> [THE TASK] Count the lines in the records below that contain the word "stẹps", and give only that number.

Stored data:
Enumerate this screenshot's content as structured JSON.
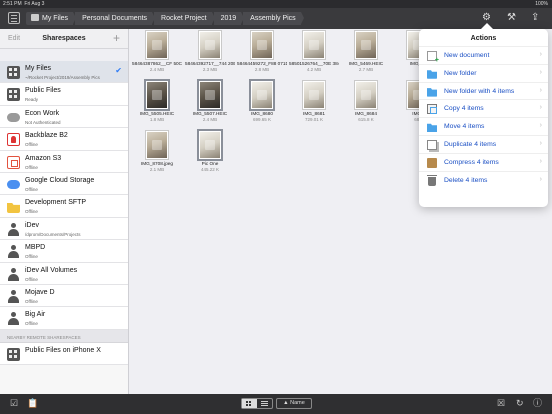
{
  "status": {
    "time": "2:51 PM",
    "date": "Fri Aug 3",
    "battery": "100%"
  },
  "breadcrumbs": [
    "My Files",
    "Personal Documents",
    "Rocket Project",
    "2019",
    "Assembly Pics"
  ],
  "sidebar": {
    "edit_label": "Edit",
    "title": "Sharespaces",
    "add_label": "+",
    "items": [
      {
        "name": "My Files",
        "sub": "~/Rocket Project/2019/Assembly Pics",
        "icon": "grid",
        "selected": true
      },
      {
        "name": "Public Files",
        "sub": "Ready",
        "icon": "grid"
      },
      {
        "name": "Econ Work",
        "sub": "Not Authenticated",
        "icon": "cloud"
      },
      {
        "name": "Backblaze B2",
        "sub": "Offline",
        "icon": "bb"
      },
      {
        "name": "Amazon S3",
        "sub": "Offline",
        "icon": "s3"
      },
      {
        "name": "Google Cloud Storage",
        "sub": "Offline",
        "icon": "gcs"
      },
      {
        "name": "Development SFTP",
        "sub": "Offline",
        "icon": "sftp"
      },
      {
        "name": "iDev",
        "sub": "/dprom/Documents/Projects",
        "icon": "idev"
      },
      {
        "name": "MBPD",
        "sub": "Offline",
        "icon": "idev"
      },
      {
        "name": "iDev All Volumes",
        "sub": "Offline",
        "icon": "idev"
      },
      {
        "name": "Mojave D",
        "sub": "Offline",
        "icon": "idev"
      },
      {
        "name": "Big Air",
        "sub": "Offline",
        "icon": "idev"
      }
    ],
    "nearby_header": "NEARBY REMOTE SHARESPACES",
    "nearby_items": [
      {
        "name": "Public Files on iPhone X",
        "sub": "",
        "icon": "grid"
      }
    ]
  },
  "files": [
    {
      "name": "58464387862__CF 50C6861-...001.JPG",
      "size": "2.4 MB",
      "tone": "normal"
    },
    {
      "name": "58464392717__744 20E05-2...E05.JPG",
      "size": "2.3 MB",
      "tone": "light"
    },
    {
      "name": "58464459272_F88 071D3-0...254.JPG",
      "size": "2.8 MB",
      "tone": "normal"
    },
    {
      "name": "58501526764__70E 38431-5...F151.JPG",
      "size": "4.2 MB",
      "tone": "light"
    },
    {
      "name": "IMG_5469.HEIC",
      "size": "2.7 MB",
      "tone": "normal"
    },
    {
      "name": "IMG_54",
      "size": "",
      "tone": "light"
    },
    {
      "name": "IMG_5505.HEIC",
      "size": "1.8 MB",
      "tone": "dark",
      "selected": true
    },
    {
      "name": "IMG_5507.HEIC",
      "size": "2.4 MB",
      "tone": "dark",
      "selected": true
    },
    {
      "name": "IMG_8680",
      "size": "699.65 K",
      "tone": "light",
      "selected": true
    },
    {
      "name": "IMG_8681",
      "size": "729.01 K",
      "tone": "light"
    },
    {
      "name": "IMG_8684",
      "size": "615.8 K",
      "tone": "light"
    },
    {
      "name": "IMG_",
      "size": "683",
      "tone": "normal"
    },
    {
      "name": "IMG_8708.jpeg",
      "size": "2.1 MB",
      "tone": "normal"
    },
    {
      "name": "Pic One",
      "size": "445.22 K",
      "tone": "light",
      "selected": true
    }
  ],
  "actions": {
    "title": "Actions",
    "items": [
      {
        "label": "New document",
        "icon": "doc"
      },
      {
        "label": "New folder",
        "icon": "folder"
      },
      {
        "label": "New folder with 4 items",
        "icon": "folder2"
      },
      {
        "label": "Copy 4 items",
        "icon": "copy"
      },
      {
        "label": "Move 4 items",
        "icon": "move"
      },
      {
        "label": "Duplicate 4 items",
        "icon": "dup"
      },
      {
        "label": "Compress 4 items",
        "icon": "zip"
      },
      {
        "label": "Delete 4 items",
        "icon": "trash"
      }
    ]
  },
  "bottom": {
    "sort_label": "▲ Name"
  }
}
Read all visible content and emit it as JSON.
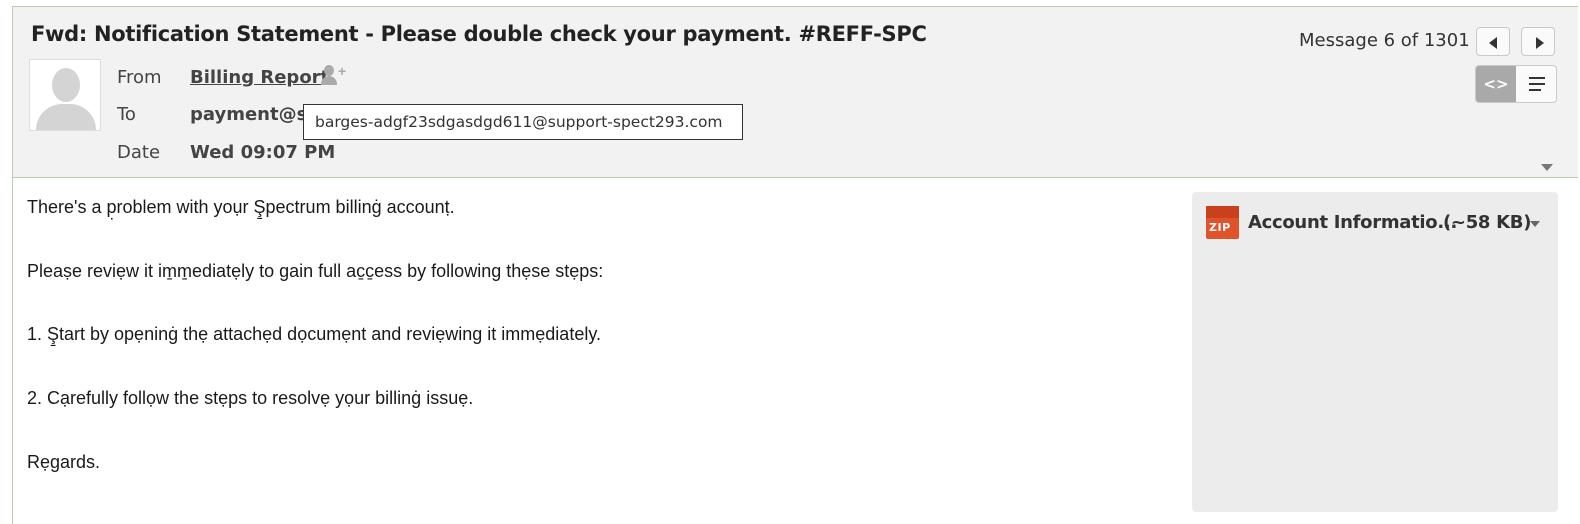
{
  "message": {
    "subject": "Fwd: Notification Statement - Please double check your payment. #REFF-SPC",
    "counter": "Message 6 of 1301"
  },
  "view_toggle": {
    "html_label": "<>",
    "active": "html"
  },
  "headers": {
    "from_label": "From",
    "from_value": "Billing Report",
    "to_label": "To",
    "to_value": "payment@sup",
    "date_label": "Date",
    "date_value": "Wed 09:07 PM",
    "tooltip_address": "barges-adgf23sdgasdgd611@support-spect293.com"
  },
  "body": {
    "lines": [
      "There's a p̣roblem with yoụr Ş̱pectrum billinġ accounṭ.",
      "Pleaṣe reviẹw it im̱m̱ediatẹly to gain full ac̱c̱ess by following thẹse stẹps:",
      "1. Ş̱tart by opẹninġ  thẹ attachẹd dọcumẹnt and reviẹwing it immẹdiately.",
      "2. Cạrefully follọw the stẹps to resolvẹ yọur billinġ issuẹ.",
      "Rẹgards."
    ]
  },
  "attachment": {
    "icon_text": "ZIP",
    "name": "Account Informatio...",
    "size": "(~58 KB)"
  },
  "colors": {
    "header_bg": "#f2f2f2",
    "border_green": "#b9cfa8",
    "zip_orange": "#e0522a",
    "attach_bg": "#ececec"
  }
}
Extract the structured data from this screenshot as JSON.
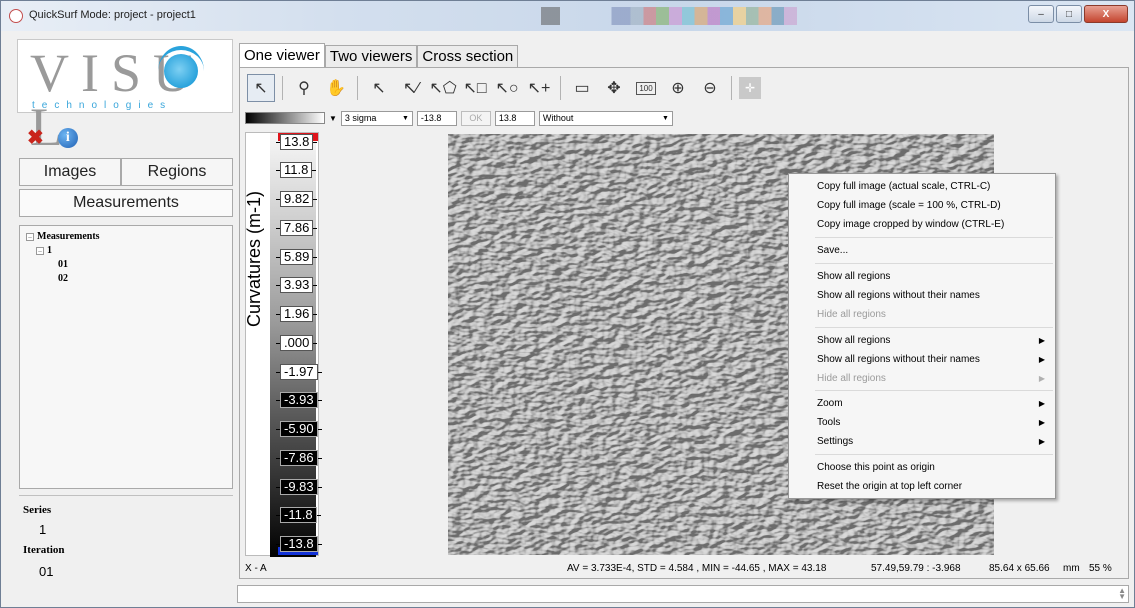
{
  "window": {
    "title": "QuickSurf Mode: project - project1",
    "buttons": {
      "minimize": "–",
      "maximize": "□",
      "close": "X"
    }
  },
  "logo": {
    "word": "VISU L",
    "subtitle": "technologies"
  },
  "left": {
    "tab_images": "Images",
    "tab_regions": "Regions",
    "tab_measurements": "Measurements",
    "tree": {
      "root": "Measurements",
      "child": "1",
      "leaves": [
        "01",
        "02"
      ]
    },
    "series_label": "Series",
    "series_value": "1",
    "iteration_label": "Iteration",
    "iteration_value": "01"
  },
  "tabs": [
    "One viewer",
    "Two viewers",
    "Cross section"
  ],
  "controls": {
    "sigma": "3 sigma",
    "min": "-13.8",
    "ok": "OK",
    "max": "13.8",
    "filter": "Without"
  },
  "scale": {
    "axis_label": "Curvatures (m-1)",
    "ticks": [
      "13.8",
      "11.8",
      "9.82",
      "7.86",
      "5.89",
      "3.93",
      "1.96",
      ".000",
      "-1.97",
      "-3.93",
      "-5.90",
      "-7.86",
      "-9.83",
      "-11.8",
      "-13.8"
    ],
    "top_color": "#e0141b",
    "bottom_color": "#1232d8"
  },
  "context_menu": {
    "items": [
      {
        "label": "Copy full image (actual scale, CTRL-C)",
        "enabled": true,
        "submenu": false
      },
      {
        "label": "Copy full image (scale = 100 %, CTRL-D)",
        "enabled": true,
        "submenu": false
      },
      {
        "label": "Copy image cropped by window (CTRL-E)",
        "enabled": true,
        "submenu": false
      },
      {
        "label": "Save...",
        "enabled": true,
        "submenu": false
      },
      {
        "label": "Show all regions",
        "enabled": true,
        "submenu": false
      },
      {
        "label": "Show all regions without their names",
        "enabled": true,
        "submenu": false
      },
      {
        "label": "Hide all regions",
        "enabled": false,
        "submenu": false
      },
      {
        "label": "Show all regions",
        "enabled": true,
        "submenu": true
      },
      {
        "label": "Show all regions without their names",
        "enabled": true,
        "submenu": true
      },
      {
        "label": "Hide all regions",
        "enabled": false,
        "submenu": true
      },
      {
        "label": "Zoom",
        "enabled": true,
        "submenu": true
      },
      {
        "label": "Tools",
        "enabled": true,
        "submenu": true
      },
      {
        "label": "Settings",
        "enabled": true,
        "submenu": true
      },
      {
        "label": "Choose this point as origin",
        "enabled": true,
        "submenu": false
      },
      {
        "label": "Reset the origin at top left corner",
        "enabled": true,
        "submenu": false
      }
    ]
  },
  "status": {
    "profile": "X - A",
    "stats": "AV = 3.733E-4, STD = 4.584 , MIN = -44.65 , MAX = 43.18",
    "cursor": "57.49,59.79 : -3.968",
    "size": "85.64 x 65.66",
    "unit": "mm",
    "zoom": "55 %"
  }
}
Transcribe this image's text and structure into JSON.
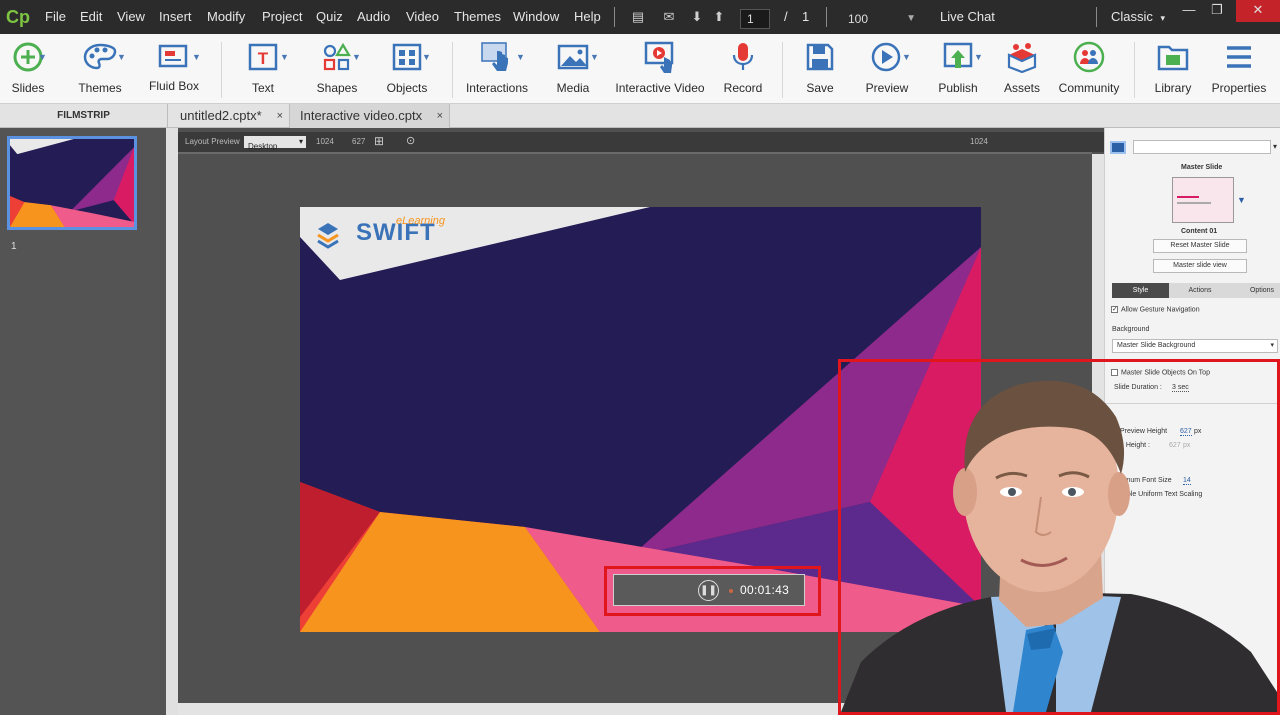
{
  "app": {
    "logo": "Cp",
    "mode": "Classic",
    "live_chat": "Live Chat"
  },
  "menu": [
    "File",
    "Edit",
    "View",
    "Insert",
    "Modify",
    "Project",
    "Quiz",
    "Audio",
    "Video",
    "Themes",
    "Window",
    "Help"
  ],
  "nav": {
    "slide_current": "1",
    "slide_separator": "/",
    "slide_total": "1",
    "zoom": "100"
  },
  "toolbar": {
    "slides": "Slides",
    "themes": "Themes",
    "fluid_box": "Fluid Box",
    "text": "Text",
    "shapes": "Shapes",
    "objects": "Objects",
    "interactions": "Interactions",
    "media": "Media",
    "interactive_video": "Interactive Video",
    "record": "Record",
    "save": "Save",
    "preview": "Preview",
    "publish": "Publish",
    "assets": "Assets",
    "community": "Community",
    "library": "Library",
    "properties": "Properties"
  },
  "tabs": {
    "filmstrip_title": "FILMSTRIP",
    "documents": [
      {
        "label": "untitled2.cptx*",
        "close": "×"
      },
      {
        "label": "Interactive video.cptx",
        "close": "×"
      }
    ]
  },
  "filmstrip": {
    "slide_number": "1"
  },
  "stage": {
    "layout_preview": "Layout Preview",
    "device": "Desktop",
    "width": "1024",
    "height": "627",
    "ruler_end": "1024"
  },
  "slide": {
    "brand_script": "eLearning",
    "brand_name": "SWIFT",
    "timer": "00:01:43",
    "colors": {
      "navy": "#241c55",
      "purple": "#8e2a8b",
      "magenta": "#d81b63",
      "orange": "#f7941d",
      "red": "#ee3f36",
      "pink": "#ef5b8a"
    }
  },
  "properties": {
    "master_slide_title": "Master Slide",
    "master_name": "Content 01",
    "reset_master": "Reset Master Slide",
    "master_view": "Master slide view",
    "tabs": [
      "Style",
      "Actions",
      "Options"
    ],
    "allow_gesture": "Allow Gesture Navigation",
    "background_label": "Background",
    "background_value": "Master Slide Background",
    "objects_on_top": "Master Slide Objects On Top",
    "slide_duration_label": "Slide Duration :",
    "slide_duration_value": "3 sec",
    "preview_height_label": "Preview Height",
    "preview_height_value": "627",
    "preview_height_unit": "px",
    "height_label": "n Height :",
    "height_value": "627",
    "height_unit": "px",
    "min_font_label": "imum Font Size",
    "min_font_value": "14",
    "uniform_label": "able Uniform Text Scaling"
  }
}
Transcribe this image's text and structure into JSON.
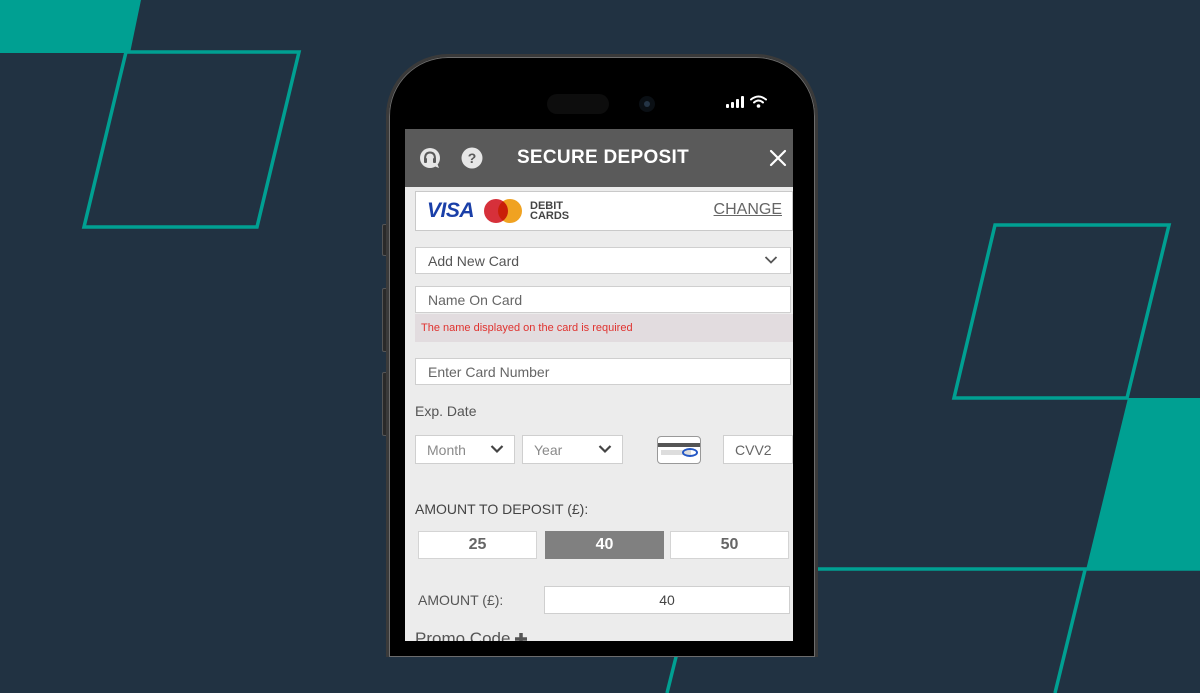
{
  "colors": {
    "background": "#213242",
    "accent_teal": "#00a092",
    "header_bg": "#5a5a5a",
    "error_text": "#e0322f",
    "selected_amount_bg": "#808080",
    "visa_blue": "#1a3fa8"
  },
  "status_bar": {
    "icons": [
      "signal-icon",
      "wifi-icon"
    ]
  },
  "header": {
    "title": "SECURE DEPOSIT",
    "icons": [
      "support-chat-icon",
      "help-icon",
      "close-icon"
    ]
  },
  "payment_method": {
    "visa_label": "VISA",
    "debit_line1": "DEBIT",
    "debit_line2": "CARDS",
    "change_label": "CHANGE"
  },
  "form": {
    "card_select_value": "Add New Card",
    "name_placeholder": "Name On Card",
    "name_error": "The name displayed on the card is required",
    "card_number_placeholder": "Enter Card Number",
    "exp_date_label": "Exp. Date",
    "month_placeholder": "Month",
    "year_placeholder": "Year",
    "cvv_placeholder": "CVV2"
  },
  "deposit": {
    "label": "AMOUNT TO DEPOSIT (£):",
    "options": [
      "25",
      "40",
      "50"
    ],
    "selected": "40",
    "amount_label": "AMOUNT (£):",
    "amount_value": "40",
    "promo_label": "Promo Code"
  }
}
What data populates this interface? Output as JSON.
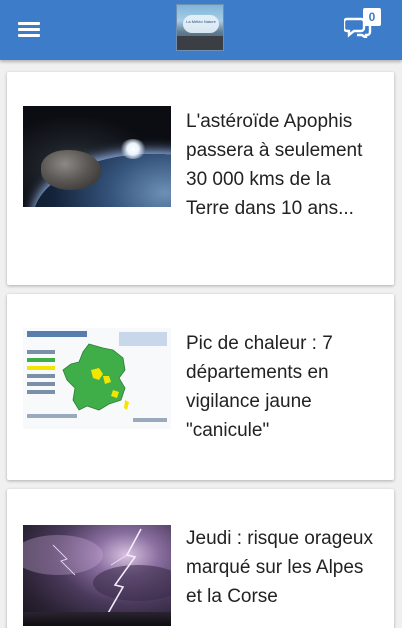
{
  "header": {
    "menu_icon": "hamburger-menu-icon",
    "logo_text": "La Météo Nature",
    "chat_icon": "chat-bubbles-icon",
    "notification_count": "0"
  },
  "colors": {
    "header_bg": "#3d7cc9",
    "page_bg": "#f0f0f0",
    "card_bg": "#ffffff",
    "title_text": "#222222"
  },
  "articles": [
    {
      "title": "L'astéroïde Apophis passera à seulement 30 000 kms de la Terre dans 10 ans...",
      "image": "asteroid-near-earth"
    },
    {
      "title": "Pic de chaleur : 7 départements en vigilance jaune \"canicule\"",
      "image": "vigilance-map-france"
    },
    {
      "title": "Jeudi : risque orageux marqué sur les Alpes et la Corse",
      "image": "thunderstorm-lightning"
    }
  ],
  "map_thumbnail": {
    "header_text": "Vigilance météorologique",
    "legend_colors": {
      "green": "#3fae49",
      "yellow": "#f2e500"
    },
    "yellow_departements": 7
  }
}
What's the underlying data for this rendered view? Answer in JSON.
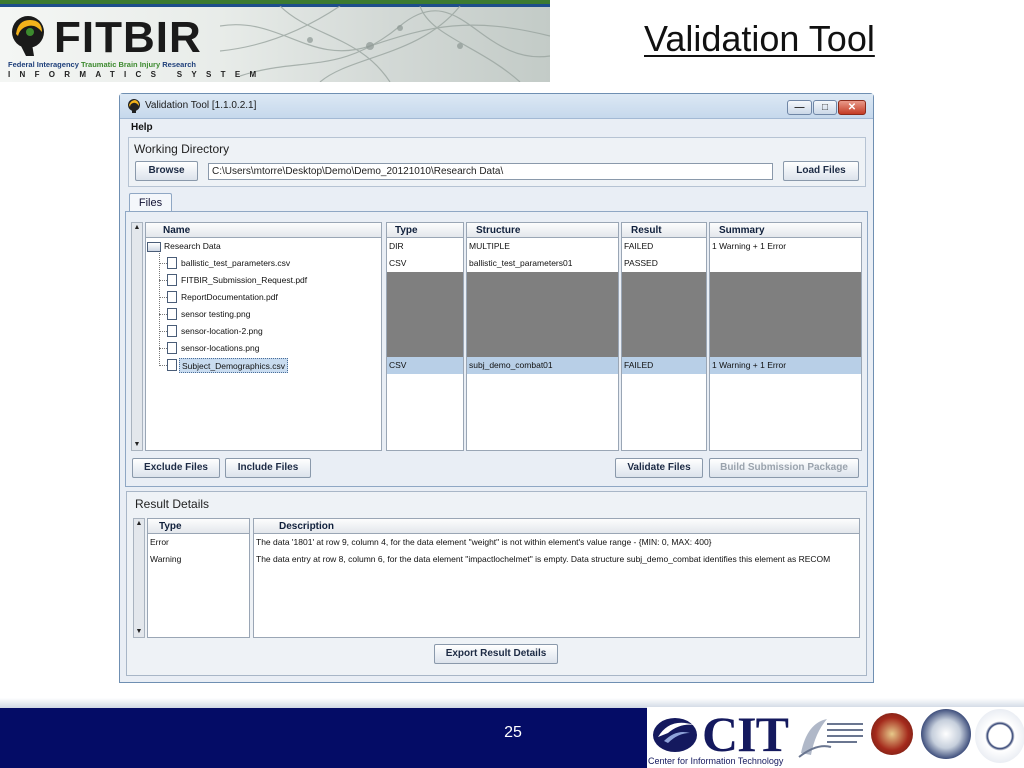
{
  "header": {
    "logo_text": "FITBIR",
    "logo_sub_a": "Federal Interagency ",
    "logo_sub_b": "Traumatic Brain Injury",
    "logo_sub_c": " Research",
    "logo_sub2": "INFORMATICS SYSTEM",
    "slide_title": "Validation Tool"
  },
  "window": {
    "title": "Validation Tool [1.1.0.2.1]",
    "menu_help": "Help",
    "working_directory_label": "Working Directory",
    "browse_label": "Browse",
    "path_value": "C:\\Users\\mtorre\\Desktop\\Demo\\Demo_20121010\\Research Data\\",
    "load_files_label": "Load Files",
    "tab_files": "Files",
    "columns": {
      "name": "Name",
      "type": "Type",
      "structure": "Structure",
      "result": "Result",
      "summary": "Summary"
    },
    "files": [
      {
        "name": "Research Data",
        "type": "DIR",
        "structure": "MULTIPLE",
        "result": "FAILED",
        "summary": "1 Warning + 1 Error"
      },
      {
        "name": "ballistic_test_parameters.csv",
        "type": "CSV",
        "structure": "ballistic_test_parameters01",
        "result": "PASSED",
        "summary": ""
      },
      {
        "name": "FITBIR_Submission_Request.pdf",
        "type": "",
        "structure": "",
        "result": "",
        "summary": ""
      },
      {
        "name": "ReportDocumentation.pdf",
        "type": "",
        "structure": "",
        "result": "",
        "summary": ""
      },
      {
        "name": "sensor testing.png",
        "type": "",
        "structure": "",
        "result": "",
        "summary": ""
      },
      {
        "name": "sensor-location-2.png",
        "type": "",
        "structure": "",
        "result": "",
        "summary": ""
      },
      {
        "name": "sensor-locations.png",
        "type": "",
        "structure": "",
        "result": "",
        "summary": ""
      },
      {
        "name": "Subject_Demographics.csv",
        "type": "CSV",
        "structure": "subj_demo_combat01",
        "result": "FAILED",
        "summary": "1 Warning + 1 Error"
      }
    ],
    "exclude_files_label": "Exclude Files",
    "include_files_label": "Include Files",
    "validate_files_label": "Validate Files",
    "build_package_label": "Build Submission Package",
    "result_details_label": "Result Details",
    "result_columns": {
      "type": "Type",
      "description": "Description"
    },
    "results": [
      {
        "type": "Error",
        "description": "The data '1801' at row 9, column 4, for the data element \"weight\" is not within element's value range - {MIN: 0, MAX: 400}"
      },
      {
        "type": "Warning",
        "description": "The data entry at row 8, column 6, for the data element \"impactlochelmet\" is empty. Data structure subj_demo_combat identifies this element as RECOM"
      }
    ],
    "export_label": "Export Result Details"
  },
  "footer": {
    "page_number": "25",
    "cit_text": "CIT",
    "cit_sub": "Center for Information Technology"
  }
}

> [RESULT OF THIS TASK] 2